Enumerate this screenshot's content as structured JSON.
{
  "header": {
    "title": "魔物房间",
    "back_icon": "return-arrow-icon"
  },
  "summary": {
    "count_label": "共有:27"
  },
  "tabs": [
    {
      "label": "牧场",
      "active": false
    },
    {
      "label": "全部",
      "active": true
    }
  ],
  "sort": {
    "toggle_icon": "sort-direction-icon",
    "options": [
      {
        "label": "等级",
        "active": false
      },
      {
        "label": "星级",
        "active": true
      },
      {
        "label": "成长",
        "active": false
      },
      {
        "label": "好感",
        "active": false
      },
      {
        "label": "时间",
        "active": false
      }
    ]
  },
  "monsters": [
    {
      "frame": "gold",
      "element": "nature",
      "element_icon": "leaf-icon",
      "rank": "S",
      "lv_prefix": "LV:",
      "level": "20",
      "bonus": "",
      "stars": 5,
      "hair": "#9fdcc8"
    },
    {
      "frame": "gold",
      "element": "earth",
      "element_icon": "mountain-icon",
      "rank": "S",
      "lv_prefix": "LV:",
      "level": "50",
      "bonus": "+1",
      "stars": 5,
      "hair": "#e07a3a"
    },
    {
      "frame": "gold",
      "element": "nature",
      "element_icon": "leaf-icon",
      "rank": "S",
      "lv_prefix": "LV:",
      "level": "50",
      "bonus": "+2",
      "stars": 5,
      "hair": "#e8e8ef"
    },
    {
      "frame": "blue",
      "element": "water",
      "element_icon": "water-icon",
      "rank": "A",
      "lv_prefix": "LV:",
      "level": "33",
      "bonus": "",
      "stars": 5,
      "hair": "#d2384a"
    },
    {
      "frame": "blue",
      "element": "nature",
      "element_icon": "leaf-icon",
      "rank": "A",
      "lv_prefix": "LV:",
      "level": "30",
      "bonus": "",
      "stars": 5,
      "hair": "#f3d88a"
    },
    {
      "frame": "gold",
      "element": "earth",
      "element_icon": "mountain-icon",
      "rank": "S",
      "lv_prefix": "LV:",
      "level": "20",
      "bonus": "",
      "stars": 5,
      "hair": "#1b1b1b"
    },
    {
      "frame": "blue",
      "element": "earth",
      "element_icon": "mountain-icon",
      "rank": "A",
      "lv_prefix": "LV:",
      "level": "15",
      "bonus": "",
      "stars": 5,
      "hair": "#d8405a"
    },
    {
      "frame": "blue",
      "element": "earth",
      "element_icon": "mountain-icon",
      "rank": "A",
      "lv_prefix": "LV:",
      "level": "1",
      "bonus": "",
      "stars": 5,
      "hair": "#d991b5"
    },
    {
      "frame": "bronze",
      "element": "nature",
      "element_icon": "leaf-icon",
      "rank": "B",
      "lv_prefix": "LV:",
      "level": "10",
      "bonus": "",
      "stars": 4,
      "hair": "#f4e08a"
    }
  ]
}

-------------------------

▶ _TASK DESCRIPTION_: Each line with the string "level" in it needs to be found and copied.

▶ _SOLUTION_:
      "level": "20",
      "level": "50",
      "level": "50",
      "level": "33",
      "level": "30",
      "level": "20",
      "level": "15",
      "level": "1",
      "level": "10",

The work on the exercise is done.